| What is needed |
Where does the string "true" appear? Copy every line of the entries below that holds it.
--- Stored rows ---
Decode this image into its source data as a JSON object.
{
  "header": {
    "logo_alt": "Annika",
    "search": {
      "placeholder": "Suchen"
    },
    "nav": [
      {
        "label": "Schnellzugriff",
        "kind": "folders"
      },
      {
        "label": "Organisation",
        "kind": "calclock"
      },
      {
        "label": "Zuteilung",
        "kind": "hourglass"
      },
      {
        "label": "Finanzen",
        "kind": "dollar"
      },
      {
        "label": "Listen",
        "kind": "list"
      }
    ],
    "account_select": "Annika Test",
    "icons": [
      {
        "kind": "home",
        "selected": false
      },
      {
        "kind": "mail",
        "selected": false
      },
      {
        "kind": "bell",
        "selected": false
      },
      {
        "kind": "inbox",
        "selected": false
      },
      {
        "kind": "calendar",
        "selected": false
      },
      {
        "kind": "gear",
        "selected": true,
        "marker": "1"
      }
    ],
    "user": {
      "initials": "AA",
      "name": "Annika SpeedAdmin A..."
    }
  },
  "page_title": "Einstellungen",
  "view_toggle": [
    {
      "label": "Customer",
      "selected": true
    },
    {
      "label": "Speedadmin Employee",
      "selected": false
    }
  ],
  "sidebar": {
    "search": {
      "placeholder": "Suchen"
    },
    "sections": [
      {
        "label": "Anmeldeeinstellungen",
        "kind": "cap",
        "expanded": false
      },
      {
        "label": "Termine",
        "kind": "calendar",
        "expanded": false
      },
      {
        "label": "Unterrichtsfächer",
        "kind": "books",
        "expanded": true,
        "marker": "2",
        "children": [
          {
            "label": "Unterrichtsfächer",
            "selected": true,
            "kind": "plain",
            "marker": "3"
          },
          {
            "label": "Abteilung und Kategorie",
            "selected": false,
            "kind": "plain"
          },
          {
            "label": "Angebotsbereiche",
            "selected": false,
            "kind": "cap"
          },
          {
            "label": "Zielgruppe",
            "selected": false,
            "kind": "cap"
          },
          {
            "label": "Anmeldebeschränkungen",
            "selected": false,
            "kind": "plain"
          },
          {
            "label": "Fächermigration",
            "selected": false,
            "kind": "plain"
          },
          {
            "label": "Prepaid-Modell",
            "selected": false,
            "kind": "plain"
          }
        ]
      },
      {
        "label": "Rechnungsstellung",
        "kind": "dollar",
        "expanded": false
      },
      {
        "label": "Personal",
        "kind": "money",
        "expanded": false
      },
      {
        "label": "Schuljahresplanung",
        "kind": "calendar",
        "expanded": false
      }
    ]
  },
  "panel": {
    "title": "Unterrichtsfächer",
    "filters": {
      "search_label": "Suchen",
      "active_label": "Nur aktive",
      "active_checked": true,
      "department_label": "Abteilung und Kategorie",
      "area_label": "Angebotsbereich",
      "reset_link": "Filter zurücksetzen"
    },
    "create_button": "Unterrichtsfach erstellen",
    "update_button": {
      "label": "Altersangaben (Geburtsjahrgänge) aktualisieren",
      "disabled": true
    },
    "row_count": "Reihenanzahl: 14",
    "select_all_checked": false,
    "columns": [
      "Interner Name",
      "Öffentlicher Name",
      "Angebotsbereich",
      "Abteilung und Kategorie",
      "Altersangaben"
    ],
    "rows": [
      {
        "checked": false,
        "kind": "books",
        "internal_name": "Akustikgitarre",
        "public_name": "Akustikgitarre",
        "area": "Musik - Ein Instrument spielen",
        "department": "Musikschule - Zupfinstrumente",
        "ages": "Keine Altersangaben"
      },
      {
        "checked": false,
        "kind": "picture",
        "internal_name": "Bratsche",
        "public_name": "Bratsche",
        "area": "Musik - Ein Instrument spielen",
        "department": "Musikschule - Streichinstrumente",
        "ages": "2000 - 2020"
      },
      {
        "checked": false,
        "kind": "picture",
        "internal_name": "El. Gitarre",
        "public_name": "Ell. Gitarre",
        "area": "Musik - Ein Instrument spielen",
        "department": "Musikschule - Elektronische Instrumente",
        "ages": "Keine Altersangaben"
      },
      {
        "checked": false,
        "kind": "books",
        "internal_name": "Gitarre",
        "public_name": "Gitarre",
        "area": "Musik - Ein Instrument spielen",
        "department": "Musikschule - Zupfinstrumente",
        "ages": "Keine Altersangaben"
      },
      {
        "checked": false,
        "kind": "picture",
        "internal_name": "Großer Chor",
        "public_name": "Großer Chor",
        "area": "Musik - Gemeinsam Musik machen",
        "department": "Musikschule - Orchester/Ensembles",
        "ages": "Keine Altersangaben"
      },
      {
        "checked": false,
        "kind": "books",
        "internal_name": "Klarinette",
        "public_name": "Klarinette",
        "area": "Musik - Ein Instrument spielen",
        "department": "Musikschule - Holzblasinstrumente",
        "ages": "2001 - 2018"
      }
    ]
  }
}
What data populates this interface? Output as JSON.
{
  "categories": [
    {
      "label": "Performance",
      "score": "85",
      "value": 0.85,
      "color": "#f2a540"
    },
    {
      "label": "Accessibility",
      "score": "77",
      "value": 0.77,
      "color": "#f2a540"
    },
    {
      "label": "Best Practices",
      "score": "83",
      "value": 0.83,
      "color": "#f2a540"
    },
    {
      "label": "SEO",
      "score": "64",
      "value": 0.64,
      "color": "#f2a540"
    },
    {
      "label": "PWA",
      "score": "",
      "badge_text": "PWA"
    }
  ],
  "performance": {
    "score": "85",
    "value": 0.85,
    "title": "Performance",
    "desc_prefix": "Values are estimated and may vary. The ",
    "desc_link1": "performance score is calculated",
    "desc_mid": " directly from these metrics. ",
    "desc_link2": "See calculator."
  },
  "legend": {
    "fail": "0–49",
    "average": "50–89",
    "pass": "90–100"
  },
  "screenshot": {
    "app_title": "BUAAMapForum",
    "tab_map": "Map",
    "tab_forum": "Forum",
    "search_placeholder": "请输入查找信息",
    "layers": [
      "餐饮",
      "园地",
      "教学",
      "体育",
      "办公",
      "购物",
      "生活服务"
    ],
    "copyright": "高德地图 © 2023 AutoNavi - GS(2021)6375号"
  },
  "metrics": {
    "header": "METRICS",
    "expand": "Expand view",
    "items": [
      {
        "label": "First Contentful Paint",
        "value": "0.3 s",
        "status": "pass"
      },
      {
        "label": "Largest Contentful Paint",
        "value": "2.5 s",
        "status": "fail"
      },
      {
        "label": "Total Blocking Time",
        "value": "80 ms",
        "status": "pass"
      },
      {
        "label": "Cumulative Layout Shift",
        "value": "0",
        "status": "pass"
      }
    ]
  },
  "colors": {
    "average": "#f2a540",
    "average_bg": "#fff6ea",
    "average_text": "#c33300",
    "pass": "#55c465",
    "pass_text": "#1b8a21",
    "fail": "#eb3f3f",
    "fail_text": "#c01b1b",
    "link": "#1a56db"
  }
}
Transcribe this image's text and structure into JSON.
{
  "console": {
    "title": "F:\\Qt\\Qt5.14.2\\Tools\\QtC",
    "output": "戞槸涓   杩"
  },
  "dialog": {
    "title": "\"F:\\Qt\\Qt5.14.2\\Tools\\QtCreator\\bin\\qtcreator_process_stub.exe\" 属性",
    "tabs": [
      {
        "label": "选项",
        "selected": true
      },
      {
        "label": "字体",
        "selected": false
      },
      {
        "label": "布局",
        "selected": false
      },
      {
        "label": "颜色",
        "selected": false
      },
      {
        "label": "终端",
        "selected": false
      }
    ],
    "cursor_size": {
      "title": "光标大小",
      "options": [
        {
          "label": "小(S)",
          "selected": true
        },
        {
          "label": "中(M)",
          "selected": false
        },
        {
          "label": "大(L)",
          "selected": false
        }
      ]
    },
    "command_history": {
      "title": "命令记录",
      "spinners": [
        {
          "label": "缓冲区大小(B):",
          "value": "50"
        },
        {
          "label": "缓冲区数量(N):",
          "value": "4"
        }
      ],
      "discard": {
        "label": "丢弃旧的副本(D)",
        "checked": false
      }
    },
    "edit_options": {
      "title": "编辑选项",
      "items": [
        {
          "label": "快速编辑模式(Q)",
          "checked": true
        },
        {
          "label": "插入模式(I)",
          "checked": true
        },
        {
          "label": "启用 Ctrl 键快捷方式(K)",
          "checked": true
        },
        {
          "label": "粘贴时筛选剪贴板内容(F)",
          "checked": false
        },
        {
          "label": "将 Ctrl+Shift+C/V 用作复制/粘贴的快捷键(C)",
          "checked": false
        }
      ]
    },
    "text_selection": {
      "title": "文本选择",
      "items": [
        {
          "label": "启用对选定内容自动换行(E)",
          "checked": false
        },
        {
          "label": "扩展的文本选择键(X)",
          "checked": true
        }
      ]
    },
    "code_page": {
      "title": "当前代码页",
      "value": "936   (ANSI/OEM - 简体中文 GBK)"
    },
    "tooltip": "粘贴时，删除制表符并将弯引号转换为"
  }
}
---
| Solution to the problem |
        "selected": true,
      "selected": true
        "expanded": true,
            "selected": true,
      "active_checked": true,
      "disabled": true
        "selected": true
          "selected": true
          "checked": true
          "checked": true
          "checked": true
          "checked": true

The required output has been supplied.